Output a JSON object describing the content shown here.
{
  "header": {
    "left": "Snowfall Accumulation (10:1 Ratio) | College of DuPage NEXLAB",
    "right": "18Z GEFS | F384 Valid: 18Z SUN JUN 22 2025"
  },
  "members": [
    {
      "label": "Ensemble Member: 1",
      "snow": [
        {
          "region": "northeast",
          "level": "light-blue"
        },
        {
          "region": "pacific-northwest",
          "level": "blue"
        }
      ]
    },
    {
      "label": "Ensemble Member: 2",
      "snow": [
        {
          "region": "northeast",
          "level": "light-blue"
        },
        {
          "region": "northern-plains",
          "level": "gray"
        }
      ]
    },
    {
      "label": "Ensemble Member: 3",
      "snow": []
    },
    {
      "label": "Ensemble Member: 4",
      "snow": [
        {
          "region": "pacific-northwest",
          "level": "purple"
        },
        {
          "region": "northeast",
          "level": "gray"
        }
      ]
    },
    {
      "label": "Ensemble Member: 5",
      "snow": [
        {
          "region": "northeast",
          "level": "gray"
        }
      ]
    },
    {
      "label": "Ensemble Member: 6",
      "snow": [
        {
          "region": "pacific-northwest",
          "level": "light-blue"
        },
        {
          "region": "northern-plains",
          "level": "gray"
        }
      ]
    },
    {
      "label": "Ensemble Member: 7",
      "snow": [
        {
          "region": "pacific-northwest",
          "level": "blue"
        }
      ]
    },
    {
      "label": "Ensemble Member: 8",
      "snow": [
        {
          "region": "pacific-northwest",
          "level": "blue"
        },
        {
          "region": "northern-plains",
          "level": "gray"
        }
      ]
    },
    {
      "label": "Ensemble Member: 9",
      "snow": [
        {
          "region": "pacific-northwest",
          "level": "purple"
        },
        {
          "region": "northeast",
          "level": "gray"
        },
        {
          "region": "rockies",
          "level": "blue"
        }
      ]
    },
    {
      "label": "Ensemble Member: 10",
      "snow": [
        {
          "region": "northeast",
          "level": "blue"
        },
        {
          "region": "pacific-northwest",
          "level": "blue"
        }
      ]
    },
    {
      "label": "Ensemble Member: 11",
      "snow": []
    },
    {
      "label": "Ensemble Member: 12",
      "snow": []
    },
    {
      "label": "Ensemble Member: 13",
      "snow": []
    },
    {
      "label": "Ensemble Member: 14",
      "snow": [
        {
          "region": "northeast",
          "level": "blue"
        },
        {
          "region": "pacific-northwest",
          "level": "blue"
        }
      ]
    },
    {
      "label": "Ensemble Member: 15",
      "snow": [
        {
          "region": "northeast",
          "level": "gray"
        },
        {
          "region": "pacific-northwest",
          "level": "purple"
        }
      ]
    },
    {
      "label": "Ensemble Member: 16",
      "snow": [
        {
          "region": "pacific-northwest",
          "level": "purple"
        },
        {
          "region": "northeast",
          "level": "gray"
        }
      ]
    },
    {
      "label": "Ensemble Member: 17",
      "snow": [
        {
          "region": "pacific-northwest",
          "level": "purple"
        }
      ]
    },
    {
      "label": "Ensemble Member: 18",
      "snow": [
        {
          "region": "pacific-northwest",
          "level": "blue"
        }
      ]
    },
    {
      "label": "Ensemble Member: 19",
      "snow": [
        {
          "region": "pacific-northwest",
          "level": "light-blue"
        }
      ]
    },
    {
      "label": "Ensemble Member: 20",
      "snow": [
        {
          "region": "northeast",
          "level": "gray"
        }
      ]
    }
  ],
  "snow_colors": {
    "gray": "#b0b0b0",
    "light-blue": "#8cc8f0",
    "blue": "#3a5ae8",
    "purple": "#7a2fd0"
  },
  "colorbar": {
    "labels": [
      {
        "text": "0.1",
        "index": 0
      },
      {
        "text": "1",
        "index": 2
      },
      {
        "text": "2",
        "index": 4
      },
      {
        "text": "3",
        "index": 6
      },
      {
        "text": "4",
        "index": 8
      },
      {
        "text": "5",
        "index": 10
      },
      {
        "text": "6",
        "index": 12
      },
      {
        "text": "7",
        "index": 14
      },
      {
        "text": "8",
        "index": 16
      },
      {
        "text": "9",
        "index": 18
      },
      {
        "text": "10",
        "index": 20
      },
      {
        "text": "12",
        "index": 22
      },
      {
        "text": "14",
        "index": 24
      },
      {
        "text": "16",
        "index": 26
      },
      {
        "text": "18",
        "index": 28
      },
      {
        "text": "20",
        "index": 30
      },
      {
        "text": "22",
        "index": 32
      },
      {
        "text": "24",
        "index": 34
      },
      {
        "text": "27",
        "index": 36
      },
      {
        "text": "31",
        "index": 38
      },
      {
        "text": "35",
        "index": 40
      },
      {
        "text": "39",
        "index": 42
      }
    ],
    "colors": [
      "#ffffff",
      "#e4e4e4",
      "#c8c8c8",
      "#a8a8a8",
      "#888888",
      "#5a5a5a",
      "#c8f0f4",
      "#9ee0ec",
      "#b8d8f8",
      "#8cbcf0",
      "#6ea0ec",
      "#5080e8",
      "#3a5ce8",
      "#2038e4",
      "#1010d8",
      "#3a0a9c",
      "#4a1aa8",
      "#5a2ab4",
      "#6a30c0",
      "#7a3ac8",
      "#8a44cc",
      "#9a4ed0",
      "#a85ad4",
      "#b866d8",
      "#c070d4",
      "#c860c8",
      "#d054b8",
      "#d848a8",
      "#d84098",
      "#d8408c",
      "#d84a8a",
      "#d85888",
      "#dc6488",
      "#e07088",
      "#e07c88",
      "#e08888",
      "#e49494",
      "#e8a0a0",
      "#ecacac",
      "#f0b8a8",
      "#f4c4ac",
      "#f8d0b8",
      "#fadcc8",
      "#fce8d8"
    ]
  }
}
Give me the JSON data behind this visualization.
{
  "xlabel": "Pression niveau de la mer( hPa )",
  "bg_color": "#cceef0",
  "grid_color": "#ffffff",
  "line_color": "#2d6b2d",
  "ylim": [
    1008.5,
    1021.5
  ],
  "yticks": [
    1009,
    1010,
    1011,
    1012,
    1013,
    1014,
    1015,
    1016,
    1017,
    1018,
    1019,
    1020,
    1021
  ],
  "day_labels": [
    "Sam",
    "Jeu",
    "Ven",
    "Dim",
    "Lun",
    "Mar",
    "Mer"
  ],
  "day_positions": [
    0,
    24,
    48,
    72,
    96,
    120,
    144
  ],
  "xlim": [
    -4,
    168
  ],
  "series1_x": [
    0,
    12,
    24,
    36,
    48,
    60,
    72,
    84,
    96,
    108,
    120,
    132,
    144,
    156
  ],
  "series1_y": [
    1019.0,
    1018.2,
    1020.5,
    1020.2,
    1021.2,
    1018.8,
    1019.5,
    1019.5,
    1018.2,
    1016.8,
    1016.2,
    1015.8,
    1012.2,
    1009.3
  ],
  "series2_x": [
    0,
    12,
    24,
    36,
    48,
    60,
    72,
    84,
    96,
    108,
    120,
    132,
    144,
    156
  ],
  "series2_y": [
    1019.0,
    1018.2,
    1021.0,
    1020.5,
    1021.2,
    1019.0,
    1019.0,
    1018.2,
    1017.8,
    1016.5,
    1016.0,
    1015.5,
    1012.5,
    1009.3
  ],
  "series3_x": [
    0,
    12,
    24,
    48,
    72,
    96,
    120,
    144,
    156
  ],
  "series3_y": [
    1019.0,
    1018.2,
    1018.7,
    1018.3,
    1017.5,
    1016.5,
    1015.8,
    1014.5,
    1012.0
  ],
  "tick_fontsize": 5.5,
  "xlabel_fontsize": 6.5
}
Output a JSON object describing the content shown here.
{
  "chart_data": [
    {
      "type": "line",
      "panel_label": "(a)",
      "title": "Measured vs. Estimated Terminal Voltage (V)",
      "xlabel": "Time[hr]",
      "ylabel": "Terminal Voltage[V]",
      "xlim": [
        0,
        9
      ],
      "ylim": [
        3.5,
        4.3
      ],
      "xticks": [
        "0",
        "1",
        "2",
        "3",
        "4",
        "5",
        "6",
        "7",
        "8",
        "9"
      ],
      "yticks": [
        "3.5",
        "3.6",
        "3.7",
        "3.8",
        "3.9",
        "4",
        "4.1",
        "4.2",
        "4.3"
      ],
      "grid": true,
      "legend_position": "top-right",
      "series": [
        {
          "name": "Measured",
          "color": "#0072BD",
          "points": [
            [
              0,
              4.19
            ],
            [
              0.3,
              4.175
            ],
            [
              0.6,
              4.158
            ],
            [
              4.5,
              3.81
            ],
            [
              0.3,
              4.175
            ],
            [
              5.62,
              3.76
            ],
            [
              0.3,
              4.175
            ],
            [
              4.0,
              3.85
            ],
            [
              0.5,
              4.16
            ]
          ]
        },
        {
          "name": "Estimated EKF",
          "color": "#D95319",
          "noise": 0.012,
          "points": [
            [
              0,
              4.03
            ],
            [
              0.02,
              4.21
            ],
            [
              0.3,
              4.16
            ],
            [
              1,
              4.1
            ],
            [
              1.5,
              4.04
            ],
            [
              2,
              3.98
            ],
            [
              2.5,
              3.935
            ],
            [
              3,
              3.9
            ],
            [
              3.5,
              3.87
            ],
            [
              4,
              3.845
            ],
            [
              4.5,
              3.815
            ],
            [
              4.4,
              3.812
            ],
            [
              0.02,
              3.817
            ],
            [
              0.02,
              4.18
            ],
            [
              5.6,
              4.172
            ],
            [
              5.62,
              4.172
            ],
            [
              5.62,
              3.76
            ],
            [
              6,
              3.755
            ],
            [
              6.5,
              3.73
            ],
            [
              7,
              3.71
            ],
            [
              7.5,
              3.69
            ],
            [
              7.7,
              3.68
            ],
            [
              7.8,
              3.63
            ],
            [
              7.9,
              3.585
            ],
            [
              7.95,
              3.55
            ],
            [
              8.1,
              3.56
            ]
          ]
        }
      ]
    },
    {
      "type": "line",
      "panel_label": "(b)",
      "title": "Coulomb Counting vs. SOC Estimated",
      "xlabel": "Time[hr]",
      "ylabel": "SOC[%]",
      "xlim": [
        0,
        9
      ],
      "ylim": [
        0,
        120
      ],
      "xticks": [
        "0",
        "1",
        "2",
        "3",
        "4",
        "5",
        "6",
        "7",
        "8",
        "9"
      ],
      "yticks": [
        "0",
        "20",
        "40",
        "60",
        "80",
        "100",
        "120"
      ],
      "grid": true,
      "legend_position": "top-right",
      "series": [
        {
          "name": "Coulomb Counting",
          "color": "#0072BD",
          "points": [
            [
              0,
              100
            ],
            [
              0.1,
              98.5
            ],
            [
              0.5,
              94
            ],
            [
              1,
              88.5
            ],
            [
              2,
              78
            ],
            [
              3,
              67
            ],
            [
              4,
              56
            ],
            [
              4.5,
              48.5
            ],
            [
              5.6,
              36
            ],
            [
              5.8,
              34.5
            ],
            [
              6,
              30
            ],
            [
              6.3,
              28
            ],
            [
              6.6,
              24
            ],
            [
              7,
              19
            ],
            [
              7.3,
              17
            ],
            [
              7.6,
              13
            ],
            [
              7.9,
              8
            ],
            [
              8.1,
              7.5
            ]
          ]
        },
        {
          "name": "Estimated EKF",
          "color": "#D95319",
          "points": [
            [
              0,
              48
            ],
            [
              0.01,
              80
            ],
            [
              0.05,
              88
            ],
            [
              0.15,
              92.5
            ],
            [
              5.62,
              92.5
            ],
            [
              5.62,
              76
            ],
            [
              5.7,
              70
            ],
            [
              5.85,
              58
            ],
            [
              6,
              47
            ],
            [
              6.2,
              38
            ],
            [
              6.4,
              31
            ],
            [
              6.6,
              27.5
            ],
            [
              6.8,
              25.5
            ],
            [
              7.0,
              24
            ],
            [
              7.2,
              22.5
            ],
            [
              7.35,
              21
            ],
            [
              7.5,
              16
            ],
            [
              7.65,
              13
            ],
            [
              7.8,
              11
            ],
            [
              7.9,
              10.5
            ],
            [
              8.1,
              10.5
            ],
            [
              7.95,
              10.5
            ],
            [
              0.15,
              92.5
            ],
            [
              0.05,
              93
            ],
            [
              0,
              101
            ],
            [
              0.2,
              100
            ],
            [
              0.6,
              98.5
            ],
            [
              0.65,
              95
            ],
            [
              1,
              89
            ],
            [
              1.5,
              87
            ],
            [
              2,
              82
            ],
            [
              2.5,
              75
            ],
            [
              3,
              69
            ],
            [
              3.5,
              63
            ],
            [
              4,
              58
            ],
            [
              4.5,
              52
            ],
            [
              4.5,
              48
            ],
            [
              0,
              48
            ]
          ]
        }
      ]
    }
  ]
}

--

*WHAT YOU WILL DO*. Find every line that holds "ylabel" and copy it.

*RESULT OF THIS TASK*.
      "ylabel": "Terminal Voltage[V]",
      "ylabel": "SOC[%]",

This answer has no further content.